## begin

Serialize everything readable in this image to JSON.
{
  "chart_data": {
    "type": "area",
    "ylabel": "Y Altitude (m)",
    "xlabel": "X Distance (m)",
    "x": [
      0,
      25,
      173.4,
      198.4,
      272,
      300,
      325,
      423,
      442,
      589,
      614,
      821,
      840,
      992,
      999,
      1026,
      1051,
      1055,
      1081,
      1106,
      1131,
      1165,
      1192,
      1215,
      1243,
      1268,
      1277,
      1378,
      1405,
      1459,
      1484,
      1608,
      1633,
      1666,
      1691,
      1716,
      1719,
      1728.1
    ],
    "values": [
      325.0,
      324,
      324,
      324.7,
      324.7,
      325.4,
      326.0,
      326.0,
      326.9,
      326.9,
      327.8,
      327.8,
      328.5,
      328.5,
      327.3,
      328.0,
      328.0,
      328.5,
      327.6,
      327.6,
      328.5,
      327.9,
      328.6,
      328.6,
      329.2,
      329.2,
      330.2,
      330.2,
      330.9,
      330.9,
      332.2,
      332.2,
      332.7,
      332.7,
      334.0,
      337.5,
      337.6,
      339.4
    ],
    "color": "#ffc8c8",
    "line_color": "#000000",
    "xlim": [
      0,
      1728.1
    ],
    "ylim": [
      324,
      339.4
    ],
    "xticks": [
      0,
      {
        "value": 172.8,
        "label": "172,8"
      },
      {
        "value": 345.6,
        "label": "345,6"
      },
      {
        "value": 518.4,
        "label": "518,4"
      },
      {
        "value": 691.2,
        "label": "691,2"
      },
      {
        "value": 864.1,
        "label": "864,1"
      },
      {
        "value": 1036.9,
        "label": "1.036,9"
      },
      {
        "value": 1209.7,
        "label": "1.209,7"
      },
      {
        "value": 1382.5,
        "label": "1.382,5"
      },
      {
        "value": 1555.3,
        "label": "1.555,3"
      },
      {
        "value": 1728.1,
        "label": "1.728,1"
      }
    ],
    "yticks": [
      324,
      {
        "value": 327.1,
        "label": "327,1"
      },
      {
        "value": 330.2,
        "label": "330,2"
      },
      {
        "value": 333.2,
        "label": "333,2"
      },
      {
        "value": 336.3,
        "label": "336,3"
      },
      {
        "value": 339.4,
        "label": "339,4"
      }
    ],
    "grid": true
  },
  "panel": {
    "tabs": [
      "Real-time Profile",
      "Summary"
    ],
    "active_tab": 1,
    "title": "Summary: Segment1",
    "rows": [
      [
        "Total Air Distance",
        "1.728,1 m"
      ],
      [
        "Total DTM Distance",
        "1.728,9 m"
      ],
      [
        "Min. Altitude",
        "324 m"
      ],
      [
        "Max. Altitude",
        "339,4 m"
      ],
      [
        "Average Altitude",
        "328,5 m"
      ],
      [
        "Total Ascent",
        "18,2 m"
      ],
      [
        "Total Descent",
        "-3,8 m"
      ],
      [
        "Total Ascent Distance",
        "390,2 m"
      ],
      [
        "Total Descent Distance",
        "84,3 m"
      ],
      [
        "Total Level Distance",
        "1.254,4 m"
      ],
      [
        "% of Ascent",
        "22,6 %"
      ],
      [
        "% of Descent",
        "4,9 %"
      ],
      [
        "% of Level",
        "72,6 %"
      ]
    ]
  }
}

## end

# Work to complete:
Show all lines from the records above where the word "Distance" occurs.

# The completed task:
    "xlabel": "X Distance (m)",
        "Total Air Distance",
        "Total DTM Distance",
        "Total Ascent Distance",
        "Total Descent Distance",
        "Total Level Distance",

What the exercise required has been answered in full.